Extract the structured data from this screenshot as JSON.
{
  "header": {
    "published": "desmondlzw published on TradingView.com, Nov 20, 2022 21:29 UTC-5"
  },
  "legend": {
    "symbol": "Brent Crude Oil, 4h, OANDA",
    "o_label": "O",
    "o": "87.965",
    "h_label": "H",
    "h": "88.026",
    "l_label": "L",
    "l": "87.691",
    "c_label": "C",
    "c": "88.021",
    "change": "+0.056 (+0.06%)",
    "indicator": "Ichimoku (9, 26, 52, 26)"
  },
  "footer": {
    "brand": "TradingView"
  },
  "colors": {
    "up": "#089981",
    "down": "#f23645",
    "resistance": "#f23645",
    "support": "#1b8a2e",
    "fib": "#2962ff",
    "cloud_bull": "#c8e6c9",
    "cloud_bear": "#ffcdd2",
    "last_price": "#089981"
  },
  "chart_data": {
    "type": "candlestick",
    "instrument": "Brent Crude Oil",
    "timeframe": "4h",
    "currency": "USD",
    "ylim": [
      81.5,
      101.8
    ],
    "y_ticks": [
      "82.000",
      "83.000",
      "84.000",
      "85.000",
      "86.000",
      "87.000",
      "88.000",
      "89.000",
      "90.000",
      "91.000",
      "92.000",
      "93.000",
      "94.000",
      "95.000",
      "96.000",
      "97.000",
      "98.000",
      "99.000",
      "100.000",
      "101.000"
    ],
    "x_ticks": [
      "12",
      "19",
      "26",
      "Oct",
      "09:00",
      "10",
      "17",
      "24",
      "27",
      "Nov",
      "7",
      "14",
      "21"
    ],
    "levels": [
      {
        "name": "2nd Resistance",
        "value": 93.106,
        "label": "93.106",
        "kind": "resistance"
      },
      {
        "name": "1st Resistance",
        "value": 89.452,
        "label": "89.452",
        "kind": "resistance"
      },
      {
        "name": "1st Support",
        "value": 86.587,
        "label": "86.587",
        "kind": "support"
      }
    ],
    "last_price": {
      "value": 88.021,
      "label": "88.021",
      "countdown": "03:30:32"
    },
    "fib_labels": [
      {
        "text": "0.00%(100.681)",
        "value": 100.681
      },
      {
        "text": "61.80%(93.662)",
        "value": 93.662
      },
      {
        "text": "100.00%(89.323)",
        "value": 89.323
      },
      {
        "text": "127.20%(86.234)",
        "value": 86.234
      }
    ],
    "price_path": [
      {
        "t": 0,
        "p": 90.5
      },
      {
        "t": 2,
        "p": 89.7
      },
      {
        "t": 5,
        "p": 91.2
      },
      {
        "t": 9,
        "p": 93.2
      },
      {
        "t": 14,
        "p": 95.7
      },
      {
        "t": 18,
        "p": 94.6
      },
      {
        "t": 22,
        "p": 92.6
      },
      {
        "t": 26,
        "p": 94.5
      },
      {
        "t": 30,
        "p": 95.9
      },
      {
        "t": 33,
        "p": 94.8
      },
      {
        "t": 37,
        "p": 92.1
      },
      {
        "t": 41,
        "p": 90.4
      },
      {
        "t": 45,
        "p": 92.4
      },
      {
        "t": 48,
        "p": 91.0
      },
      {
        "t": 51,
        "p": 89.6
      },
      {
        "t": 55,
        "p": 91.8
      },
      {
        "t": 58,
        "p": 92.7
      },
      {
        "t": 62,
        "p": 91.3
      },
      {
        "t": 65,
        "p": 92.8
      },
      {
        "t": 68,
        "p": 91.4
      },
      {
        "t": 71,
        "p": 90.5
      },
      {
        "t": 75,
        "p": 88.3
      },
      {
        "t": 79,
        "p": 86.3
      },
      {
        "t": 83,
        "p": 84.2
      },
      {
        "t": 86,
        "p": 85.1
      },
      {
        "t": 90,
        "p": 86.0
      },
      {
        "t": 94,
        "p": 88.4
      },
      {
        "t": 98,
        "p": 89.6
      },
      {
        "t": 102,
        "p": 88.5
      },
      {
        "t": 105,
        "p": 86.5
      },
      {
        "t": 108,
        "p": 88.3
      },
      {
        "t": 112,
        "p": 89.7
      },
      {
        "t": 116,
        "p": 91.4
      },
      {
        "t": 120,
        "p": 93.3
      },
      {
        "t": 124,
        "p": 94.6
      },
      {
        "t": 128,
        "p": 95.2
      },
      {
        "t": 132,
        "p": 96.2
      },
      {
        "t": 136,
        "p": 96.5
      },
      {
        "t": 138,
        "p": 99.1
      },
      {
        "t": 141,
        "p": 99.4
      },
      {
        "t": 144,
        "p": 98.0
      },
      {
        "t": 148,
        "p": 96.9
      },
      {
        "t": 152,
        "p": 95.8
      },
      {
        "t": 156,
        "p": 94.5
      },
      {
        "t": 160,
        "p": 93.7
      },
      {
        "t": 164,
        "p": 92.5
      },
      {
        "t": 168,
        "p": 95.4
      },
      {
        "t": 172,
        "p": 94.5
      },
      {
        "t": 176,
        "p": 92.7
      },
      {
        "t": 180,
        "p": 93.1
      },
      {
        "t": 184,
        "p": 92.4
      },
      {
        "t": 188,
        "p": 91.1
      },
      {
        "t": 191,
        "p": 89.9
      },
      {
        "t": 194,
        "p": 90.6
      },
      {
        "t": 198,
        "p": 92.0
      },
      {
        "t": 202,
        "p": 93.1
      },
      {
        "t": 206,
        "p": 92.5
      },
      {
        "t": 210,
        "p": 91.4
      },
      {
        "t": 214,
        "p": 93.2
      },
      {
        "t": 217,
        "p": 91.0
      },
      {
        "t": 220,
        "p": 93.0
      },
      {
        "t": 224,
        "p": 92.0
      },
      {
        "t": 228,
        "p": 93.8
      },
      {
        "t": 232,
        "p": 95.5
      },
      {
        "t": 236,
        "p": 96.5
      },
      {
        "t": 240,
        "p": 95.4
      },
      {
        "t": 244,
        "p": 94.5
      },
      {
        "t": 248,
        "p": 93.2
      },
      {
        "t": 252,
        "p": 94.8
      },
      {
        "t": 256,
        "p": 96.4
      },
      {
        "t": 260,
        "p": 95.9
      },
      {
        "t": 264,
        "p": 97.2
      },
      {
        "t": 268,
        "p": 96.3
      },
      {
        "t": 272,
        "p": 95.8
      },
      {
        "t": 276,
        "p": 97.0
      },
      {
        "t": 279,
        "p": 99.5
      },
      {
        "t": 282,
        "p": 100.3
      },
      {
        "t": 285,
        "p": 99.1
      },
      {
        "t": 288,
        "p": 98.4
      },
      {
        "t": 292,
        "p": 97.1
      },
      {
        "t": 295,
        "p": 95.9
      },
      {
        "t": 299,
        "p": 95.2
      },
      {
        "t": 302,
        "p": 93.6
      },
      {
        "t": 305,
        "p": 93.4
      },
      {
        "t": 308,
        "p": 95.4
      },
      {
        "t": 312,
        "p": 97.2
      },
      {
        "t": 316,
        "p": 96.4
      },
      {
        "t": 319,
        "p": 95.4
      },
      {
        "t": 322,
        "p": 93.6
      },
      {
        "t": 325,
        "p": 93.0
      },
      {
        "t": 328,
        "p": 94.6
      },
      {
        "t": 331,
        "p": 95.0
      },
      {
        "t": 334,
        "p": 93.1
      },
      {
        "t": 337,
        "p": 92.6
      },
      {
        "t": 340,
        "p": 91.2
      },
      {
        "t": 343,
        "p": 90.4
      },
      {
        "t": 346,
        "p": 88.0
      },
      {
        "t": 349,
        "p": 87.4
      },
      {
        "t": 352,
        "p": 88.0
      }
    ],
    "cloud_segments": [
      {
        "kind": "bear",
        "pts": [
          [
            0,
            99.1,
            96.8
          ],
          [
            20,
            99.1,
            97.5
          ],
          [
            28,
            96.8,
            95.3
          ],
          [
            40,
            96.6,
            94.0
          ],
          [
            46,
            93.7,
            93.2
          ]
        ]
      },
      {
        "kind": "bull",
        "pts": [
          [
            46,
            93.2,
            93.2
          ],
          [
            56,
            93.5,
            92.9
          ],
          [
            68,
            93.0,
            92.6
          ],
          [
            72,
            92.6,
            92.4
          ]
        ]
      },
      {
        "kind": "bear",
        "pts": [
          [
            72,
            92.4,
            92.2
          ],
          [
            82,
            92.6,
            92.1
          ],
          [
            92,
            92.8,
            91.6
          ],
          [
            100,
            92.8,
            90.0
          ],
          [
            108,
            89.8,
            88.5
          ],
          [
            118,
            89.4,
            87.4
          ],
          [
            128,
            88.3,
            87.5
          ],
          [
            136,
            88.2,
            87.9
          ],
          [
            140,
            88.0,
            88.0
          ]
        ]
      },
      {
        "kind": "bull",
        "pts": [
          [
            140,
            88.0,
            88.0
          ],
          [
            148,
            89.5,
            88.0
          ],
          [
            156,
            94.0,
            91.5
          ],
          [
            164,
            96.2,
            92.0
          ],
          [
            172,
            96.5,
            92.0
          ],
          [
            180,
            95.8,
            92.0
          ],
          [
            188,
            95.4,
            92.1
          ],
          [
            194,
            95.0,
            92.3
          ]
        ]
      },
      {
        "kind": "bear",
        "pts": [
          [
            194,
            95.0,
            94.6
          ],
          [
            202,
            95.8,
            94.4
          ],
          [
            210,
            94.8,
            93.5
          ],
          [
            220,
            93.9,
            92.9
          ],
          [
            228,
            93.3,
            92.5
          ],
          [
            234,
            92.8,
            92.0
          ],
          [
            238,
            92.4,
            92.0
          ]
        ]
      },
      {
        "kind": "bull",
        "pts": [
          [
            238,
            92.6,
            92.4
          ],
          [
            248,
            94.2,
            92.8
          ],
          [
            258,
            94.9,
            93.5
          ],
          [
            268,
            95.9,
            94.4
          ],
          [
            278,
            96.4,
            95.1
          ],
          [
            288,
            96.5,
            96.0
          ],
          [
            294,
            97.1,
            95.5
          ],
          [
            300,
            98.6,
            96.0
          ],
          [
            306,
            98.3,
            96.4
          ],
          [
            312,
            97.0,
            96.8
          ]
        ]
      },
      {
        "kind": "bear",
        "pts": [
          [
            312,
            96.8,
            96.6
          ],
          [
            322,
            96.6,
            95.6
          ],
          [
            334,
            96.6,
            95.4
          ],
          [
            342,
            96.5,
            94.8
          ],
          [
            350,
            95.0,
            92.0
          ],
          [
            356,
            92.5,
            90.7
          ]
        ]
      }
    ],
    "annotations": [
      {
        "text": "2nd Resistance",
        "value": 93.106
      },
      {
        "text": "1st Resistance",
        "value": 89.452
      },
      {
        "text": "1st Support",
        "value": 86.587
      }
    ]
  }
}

• • • • • • •

_YOUR TASK_
List the lines of the material in which the word "name" occurs.

_RESPONSE TO THE TASK_
        "name": "2nd Resistance",
        "name": "1st Resistance",
        "name": "1st Support",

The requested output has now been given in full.